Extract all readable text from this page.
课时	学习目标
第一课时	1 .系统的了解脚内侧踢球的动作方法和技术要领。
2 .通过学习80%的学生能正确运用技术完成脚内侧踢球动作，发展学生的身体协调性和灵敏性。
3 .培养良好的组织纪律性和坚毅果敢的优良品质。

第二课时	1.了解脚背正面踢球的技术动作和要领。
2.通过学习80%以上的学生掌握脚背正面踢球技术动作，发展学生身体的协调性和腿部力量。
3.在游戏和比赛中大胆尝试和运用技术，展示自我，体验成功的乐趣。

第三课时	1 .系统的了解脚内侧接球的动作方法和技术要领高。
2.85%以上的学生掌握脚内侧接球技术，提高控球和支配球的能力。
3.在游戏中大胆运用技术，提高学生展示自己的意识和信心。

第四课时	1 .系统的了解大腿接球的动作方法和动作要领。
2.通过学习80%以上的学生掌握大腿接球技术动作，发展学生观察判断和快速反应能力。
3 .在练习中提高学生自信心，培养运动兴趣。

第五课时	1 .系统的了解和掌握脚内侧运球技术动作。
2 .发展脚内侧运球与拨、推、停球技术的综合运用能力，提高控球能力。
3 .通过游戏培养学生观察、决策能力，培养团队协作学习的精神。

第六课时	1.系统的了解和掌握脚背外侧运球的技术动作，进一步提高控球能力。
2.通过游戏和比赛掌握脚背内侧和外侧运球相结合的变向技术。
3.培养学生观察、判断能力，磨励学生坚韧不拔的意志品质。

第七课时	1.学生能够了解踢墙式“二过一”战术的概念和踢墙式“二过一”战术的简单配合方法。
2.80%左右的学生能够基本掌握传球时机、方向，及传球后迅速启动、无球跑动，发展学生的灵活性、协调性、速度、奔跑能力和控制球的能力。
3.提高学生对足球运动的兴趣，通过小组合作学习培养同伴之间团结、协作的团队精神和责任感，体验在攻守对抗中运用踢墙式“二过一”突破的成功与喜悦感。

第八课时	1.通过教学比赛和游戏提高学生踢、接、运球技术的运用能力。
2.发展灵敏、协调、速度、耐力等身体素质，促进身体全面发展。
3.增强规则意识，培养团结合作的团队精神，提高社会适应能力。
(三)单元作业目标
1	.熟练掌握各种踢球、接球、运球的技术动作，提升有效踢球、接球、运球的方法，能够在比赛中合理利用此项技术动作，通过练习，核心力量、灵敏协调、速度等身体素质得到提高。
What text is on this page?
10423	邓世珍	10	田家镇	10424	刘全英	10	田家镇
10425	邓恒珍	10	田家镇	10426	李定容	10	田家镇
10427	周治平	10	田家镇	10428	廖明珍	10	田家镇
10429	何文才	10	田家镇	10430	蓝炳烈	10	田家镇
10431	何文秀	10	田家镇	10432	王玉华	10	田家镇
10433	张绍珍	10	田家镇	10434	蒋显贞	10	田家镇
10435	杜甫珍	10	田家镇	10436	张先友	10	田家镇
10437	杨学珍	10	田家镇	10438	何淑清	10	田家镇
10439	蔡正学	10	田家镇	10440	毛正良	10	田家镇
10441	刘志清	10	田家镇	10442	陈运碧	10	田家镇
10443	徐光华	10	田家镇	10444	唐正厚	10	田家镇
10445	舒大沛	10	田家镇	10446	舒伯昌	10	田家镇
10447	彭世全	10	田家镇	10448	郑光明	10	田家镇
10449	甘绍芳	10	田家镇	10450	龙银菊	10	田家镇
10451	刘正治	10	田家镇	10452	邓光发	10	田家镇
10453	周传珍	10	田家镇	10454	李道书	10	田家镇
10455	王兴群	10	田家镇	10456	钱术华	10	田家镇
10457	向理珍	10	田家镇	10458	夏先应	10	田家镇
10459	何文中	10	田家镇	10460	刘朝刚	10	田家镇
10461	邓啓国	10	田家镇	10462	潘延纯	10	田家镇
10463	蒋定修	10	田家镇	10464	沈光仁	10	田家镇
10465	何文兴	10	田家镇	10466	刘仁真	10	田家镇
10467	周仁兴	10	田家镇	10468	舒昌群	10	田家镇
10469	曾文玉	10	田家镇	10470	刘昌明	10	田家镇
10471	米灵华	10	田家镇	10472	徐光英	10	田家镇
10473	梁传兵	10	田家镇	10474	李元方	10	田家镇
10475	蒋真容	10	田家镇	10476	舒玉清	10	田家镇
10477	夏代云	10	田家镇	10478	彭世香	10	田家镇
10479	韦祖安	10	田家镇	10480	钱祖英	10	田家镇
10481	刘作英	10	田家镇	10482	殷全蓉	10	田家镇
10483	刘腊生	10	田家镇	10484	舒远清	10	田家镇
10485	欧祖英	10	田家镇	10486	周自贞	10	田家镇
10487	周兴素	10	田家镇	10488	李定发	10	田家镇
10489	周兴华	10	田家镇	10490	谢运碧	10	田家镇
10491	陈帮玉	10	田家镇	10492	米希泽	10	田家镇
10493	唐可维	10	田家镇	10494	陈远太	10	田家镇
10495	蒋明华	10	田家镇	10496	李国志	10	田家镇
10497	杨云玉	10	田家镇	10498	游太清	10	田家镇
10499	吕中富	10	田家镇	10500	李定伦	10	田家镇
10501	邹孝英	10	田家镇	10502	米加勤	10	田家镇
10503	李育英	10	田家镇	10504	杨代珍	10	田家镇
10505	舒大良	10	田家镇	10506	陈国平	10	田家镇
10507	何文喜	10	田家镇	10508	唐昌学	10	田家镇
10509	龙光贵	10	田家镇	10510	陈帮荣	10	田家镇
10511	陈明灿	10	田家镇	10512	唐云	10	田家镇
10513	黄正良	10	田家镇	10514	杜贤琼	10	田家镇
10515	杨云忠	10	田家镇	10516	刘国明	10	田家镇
*-*-*
### TASK PROMPT
State only the number of lines in these entries that contain "page".

### REPLY TO THE EXERCISE
2